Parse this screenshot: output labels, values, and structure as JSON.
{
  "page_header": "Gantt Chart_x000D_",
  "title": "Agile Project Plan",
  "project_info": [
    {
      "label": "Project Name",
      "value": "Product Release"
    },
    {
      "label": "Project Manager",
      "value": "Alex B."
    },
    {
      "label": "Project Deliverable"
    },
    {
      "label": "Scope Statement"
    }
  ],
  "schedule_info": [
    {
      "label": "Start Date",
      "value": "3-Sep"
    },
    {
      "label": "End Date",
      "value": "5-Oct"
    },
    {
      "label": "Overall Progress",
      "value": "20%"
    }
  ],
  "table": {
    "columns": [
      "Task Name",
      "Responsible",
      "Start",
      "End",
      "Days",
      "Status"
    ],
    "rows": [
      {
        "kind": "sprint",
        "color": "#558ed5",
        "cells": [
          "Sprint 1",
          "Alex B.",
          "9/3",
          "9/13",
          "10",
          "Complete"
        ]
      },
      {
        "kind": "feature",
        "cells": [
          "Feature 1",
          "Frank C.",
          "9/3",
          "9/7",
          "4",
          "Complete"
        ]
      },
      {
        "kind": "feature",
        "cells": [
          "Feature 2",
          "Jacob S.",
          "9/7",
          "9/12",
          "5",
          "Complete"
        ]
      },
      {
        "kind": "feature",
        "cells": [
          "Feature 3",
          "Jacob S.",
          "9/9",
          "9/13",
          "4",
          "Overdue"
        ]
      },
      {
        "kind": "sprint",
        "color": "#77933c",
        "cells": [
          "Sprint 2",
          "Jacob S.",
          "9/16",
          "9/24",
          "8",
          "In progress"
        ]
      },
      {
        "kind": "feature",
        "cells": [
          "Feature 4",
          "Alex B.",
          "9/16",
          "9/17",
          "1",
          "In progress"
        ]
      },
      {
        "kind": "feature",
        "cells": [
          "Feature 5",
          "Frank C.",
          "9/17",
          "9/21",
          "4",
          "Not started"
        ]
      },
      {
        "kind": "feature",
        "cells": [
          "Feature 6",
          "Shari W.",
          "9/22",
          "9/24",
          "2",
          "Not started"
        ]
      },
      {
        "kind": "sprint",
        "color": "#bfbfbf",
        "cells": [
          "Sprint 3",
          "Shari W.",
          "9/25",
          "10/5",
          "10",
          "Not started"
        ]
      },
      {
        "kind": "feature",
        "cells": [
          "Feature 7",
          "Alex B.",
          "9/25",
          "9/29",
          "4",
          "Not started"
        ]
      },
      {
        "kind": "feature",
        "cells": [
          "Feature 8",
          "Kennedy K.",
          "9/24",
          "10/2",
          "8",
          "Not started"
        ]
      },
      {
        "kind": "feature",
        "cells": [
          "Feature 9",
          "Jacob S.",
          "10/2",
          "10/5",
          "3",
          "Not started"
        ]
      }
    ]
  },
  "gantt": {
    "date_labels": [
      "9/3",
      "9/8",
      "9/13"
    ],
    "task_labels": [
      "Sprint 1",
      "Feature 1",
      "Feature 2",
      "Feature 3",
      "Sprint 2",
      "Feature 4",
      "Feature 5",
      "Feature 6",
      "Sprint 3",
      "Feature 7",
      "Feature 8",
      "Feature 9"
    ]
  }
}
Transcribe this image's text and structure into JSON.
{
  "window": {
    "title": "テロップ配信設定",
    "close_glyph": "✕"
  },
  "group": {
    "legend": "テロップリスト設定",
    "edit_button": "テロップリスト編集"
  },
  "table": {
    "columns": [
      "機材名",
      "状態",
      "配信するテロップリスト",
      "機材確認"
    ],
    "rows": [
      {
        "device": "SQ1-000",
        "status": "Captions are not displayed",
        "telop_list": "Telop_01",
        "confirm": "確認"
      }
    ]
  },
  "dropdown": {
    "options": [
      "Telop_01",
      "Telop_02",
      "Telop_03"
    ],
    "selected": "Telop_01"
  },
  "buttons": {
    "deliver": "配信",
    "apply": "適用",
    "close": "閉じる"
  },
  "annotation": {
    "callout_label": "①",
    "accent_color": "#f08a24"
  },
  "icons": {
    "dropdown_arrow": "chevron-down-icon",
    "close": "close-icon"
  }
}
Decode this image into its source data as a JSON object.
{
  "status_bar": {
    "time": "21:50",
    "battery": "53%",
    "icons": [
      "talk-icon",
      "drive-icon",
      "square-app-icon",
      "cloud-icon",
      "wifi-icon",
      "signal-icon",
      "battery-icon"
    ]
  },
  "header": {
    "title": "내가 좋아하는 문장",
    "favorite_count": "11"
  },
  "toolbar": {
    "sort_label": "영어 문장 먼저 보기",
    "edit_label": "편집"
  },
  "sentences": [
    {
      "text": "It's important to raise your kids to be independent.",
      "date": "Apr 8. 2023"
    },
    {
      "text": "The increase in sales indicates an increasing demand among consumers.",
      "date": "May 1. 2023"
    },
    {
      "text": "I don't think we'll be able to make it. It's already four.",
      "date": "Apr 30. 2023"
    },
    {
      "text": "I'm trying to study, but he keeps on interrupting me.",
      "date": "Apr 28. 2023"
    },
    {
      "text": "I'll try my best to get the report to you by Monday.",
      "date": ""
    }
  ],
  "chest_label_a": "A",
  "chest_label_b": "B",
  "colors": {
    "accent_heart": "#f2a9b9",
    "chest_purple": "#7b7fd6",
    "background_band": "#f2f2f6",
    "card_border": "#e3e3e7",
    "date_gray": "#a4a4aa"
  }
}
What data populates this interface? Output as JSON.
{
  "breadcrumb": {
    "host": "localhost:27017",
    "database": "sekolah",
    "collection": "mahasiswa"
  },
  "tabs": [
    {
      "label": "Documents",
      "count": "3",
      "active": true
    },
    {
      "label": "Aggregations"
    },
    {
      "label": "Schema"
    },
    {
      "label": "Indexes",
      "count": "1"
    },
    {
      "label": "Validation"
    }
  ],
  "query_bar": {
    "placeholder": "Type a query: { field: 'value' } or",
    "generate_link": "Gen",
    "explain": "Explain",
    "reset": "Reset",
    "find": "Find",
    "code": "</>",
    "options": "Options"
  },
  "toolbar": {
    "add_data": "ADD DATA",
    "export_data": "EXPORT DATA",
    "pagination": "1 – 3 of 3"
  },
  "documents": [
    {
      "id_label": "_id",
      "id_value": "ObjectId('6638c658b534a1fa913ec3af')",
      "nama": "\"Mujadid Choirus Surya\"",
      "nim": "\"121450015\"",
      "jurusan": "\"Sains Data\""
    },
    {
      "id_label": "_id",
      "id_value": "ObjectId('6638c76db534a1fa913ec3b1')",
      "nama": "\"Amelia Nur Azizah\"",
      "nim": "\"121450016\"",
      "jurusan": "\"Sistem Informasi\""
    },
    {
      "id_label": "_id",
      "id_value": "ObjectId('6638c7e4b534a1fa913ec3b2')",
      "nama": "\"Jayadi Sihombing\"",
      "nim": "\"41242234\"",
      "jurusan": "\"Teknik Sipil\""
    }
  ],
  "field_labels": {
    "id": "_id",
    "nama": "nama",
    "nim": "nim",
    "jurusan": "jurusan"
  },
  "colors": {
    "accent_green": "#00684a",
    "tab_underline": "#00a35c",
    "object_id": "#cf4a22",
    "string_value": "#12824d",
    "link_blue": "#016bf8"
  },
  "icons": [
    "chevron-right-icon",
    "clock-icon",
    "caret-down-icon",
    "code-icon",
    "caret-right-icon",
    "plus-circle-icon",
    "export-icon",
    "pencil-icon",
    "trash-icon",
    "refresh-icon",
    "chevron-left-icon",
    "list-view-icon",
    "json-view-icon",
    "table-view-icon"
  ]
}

■ **Short problem**:
Transcribe the whole listing with nothing added or left out.

■ **Result of the exercise**:
Parse this screenshot: output labels, values, and structure as JSON.
{
  "page_header": "Gantt Chart_x000D_",
  "title": "Agile Project Plan",
  "project_info": [
    {
      "label": "Project Name",
      "value": "Product Release"
    },
    {
      "label": "Project Manager",
      "value": "Alex B."
    },
    {
      "label": "Project Deliverable"
    },
    {
      "label": "Scope Statement"
    }
  ],
  "schedule_info": [
    {
      "label": "Start Date",
      "value": "3-Sep"
    },
    {
      "label": "End Date",
      "value": "5-Oct"
    },
    {
      "label": "Overall Progress",
      "value": "20%"
    }
  ],
  "table": {
    "columns": [
      "Task Name",
      "Responsible",
      "Start",
      "End",
      "Days",
      "Status"
    ],
    "rows": [
      {
        "kind": "sprint",
        "color": "#558ed5",
        "cells": [
          "Sprint 1",
          "Alex B.",
          "9/3",
          "9/13",
          "10",
          "Complete"
        ]
      },
      {
        "kind": "feature",
        "cells": [
          "Feature 1",
          "Frank C.",
          "9/3",
          "9/7",
          "4",
          "Complete"
        ]
      },
      {
        "kind": "feature",
        "cells": [
          "Feature 2",
          "Jacob S.",
          "9/7",
          "9/12",
          "5",
          "Complete"
        ]
      },
      {
        "kind": "feature",
        "cells": [
          "Feature 3",
          "Jacob S.",
          "9/9",
          "9/13",
          "4",
          "Overdue"
        ]
      },
      {
        "kind": "sprint",
        "color": "#77933c",
        "cells": [
          "Sprint 2",
          "Jacob S.",
          "9/16",
          "9/24",
          "8",
          "In progress"
        ]
      },
      {
        "kind": "feature",
        "cells": [
          "Feature 4",
          "Alex B.",
          "9/16",
          "9/17",
          "1",
          "In progress"
        ]
      },
      {
        "kind": "feature",
        "cells": [
          "Feature 5",
          "Frank C.",
          "9/17",
          "9/21",
          "4",
          "Not started"
        ]
      },
      {
        "kind": "feature",
        "cells": [
          "Feature 6",
          "Shari W.",
          "9/22",
          "9/24",
          "2",
          "Not started"
        ]
      },
      {
        "kind": "sprint",
        "color": "#bfbfbf",
        "cells": [
          "Sprint 3",
          "Shari W.",
          "9/25",
          "10/5",
          "10",
          "Not started"
        ]
      },
      {
        "kind": "feature",
        "cells": [
          "Feature 7",
          "Alex B.",
          "9/25",
          "9/29",
          "4",
          "Not started"
        ]
      },
      {
        "kind": "feature",
        "cells": [
          "Feature 8",
          "Kennedy K.",
          "9/24",
          "10/2",
          "8",
          "Not started"
        ]
      },
      {
        "kind": "feature",
        "cells": [
          "Feature 9",
          "Jacob S.",
          "10/2",
          "10/5",
          "3",
          "Not started"
        ]
      }
    ]
  },
  "gantt": {
    "date_labels": [
      "9/3",
      "9/8",
      "9/13"
    ],
    "task_labels": [
      "Sprint 1",
      "Feature 1",
      "Feature 2",
      "Feature 3",
      "Sprint 2",
      "Feature 4",
      "Feature 5",
      "Feature 6",
      "Sprint 3",
      "Feature 7",
      "Feature 8",
      "Feature 9"
    ]
  }
}
Transcribe this image's text and structure into JSON.
{
  "window": {
    "title": "テロップ配信設定",
    "close_glyph": "✕"
  },
  "group": {
    "legend": "テロップリスト設定",
    "edit_button": "テロップリスト編集"
  },
  "table": {
    "columns": [
      "機材名",
      "状態",
      "配信するテロップリスト",
      "機材確認"
    ],
    "rows": [
      {
        "device": "SQ1-000",
        "status": "Captions are not displayed",
        "telop_list": "Telop_01",
        "confirm": "確認"
      }
    ]
  },
  "dropdown": {
    "options": [
      "Telop_01",
      "Telop_02",
      "Telop_03"
    ],
    "selected": "Telop_01"
  },
  "buttons": {
    "deliver": "配信",
    "apply": "適用",
    "close": "閉じる"
  },
  "annotation": {
    "callout_label": "①",
    "accent_color": "#f08a24"
  },
  "icons": {
    "dropdown_arrow": "chevron-down-icon",
    "close": "close-icon"
  }
}
Decode this image into its source data as a JSON object.
{
  "status_bar": {
    "time": "21:50",
    "battery": "53%",
    "icons": [
      "talk-icon",
      "drive-icon",
      "square-app-icon",
      "cloud-icon",
      "wifi-icon",
      "signal-icon",
      "battery-icon"
    ]
  },
  "header": {
    "title": "내가 좋아하는 문장",
    "favorite_count": "11"
  },
  "toolbar": {
    "sort_label": "영어 문장 먼저 보기",
    "edit_label": "편집"
  },
  "sentences": [
    {
      "text": "It's important to raise your kids to be independent.",
      "date": "Apr 8. 2023"
    },
    {
      "text": "The increase in sales indicates an increasing demand among consumers.",
      "date": "May 1. 2023"
    },
    {
      "text": "I don't think we'll be able to make it. It's already four.",
      "date": "Apr 30. 2023"
    },
    {
      "text": "I'm trying to study, but he keeps on interrupting me.",
      "date": "Apr 28. 2023"
    },
    {
      "text": "I'll try my best to get the report to you by Monday.",
      "date": ""
    }
  ],
  "chest_label_a": "A",
  "chest_label_b": "B",
  "colors": {
    "accent_heart": "#f2a9b9",
    "chest_purple": "#7b7fd6",
    "background_band": "#f2f2f6",
    "card_border": "#e3e3e7",
    "date_gray": "#a4a4aa"
  }
}
What data populates this interface? Output as JSON.
{
  "breadcrumb": {
    "host": "localhost:27017",
    "database": "sekolah",
    "collection": "mahasiswa"
  },
  "tabs": [
    {
      "label": "Documents",
      "count": "3",
      "active": true
    },
    {
      "label": "Aggregations"
    },
    {
      "label": "Schema"
    },
    {
      "label": "Indexes",
      "count": "1"
    },
    {
      "label": "Validation"
    }
  ],
  "query_bar": {
    "placeholder": "Type a query: { field: 'value' } or",
    "generate_link": "Gen",
    "explain": "Explain",
    "reset": "Reset",
    "find": "Find",
    "code": "</>",
    "options": "Options"
  },
  "toolbar": {
    "add_data": "ADD DATA",
    "export_data": "EXPORT DATA",
    "pagination": "1 – 3 of 3"
  },
  "documents": [
    {
      "id_label": "_id",
      "id_value": "ObjectId('6638c658b534a1fa913ec3af')",
      "nama": "\"Mujadid Choirus Surya\"",
      "nim": "\"121450015\"",
      "jurusan": "\"Sains Data\""
    },
    {
      "id_label": "_id",
      "id_value": "ObjectId('6638c76db534a1fa913ec3b1')",
      "nama": "\"Amelia Nur Azizah\"",
      "nim": "\"121450016\"",
      "jurusan": "\"Sistem Informasi\""
    },
    {
      "id_label": "_id",
      "id_value": "ObjectId('6638c7e4b534a1fa913ec3b2')",
      "nama": "\"Jayadi Sihombing\"",
      "nim": "\"41242234\"",
      "jurusan": "\"Teknik Sipil\""
    }
  ],
  "field_labels": {
    "id": "_id",
    "nama": "nama",
    "nim": "nim",
    "jurusan": "jurusan"
  },
  "colors": {
    "accent_green": "#00684a",
    "tab_underline": "#00a35c",
    "object_id": "#cf4a22",
    "string_value": "#12824d",
    "link_blue": "#016bf8"
  },
  "icons": [
    "chevron-right-icon",
    "clock-icon",
    "caret-down-icon",
    "code-icon",
    "caret-right-icon",
    "plus-circle-icon",
    "export-icon",
    "pencil-icon",
    "trash-icon",
    "refresh-icon",
    "chevron-left-icon",
    "list-view-icon",
    "json-view-icon",
    "table-view-icon"
  ]
}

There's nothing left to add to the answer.